## BEGIN Data provided

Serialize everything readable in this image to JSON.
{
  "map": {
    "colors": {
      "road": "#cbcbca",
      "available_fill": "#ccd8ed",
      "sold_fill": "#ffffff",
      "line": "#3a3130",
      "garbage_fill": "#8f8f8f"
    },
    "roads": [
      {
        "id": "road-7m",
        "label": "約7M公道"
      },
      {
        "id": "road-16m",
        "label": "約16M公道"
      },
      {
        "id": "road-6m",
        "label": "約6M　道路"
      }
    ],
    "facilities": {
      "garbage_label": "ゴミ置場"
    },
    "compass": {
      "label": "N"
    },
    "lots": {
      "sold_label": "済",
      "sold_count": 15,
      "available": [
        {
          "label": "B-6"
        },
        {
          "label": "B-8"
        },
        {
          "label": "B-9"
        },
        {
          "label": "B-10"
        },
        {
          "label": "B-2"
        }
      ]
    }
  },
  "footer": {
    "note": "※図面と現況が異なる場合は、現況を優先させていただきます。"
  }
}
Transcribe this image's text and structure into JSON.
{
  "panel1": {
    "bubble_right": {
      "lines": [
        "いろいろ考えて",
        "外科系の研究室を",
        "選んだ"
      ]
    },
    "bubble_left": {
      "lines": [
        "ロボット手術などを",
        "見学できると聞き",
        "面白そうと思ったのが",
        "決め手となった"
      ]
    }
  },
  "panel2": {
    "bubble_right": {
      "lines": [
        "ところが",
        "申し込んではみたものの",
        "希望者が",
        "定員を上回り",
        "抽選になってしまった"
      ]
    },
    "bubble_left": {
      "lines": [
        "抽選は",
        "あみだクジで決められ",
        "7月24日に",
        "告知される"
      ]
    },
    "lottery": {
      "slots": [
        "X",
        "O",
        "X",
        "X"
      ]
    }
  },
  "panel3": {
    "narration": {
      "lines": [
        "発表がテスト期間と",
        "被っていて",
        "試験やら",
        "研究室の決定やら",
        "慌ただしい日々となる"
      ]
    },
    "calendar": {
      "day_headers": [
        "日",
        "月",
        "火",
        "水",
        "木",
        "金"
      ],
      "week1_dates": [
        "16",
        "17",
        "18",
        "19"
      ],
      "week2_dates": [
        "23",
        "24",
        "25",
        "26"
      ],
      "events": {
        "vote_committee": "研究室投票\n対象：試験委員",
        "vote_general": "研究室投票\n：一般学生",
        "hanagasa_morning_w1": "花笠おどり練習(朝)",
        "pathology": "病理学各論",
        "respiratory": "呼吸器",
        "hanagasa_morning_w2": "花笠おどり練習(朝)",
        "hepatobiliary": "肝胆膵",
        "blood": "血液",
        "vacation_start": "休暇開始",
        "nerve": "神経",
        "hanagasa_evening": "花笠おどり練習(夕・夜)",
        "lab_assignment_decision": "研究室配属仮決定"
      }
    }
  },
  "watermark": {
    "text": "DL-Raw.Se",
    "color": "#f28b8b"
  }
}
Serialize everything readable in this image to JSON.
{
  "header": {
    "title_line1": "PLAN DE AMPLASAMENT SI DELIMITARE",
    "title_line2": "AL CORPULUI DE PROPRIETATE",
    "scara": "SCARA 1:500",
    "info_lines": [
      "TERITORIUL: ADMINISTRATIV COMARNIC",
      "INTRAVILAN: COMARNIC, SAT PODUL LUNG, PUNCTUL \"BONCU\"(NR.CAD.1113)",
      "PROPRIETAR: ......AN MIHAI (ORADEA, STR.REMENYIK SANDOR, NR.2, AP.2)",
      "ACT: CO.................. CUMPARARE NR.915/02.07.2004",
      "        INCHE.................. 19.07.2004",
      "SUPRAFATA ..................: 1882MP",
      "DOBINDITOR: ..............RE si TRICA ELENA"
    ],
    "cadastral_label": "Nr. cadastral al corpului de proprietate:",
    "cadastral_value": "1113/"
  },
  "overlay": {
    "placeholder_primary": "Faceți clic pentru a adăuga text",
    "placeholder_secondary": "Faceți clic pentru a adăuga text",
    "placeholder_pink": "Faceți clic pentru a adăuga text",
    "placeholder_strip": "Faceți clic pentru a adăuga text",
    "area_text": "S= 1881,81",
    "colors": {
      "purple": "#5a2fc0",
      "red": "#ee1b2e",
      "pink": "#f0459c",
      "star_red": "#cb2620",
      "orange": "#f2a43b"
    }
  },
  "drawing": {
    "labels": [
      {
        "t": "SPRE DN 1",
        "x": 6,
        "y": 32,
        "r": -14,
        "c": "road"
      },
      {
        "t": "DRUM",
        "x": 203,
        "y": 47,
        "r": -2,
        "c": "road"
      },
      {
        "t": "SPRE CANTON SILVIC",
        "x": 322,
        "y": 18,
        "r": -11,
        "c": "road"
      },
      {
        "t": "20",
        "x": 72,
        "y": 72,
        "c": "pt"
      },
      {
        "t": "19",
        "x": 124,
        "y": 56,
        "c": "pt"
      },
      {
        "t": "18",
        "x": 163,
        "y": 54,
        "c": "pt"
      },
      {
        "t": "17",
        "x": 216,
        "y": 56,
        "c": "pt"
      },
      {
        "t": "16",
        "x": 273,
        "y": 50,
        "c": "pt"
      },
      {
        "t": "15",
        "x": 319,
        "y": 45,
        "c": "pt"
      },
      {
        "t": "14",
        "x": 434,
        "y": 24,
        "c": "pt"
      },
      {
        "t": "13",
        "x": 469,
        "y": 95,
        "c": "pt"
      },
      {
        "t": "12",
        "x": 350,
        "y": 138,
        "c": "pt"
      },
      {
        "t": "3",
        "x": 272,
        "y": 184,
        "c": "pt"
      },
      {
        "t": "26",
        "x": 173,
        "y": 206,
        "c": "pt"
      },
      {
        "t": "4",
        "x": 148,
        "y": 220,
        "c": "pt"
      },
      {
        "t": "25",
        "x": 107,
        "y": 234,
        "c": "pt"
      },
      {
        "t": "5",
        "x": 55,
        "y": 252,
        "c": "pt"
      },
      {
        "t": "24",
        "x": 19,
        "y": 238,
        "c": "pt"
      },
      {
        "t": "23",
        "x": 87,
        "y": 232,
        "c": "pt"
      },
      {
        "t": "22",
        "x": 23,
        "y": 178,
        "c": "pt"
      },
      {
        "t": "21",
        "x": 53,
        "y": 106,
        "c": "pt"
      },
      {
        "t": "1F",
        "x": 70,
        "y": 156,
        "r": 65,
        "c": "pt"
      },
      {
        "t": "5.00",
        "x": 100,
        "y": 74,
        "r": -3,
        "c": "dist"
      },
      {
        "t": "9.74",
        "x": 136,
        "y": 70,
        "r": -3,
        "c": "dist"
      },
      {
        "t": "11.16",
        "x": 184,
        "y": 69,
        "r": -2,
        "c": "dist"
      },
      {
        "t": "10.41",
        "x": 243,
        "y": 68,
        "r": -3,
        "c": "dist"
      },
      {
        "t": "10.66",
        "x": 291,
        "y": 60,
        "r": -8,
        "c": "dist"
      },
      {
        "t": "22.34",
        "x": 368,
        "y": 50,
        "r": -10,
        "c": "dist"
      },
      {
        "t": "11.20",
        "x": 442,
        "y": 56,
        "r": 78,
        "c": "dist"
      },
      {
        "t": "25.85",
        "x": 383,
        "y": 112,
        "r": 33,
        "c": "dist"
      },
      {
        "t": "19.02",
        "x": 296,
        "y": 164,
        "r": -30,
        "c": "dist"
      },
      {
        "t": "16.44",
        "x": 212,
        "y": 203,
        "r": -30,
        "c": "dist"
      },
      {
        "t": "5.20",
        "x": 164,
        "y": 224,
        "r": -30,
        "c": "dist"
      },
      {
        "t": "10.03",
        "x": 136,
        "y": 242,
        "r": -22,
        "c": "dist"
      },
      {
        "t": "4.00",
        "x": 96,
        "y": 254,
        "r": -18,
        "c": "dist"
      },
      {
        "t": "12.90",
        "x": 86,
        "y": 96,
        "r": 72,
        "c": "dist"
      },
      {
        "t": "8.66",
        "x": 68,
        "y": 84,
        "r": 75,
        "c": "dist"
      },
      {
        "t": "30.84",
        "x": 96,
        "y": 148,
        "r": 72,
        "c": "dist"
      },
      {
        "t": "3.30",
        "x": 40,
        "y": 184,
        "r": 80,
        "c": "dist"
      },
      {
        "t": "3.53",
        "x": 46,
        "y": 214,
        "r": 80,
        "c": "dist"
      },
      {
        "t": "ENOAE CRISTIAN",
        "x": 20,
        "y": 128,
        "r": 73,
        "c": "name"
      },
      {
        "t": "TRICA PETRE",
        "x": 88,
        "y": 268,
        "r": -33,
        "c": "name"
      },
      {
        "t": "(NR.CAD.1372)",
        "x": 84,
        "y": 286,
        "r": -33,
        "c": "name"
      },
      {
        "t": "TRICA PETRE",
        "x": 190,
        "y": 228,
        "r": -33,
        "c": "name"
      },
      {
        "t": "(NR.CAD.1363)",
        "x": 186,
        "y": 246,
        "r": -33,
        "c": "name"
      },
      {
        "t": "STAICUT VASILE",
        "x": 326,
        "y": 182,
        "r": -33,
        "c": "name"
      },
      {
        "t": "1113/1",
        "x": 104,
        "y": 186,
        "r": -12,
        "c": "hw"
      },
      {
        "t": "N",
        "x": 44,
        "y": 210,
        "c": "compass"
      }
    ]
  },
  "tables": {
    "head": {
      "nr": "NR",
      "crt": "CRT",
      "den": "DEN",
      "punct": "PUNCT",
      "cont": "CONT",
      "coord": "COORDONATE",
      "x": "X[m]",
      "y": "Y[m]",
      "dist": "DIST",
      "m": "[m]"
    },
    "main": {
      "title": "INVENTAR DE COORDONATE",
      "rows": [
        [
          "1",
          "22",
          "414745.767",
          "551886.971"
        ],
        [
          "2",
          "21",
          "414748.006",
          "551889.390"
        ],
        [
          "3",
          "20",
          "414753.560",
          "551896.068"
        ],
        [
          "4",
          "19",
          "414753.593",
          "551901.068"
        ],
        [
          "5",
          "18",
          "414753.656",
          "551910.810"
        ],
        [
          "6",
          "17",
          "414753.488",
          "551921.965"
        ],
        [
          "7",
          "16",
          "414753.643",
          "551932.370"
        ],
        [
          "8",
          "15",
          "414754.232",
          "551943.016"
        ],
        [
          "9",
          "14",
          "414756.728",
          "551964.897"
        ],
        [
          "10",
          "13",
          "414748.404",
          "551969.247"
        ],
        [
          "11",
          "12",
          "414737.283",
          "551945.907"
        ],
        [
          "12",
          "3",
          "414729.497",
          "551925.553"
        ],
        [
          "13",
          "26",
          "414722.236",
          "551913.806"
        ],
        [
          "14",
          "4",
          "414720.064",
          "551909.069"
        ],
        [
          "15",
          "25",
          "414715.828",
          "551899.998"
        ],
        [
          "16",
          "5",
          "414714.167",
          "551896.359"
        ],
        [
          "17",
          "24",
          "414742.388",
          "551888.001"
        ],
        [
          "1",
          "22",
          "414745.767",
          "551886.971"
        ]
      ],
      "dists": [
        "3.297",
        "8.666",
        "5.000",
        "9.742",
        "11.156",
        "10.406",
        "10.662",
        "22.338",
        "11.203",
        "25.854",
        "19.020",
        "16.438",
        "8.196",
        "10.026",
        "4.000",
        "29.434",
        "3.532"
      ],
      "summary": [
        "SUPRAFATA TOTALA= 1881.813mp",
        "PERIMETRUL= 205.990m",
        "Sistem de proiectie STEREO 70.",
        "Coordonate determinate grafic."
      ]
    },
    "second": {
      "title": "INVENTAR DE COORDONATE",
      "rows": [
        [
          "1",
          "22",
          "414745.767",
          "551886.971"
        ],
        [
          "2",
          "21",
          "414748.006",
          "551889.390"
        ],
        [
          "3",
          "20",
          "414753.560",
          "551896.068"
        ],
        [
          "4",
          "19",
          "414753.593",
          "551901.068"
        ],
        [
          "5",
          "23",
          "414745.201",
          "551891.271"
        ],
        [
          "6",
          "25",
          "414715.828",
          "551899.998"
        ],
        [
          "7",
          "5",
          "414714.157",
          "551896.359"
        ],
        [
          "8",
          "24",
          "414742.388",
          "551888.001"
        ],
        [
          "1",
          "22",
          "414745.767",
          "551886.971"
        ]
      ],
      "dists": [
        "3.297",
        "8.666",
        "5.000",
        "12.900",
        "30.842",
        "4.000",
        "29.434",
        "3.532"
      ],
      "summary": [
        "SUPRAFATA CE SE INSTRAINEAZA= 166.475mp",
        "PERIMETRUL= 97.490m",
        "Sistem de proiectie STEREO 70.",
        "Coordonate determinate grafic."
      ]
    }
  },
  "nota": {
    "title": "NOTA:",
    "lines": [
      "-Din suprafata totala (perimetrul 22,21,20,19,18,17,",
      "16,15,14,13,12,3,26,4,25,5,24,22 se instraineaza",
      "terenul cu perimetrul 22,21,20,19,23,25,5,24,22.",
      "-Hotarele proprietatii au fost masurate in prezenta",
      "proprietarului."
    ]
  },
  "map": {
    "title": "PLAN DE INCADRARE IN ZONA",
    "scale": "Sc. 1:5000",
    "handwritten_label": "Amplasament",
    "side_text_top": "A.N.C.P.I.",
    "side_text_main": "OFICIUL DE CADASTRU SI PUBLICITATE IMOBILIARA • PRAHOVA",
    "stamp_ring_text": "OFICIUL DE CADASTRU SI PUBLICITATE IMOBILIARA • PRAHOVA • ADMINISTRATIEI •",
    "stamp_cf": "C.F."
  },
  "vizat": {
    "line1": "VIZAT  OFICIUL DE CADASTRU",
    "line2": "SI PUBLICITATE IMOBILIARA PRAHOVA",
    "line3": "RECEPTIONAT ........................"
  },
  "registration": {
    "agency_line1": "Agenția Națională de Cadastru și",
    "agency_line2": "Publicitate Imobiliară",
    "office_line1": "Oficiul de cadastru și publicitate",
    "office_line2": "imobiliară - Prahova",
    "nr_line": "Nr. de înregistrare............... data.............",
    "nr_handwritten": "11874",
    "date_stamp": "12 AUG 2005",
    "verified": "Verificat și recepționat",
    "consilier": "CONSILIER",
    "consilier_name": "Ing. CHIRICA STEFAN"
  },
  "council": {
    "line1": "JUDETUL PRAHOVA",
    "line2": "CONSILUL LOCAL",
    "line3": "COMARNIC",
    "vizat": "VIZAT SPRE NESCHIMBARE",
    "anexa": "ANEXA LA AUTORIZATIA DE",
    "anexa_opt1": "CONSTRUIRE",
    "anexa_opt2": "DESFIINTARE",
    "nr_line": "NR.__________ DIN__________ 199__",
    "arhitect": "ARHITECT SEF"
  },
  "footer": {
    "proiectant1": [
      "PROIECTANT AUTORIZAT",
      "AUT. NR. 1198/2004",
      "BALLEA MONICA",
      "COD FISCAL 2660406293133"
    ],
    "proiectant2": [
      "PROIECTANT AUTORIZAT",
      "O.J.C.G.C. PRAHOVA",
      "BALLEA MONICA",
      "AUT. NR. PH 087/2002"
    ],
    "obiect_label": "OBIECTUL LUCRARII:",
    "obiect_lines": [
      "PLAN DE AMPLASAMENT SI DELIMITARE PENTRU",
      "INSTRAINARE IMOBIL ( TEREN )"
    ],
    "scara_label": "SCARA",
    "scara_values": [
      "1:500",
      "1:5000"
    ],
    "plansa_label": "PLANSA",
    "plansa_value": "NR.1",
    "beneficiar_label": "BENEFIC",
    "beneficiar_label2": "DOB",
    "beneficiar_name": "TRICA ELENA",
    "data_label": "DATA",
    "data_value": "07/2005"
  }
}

## END Data provided

Directions: From the records above, pick out and copy each line holding the word "adăuga".

Finished answer:
    "placeholder_primary": "Faceți clic pentru a adăuga text",
    "placeholder_secondary": "Faceți clic pentru a adăuga text",
    "placeholder_pink": "Faceți clic pentru a adăuga text",
    "placeholder_strip": "Faceți clic pentru a adăuga text",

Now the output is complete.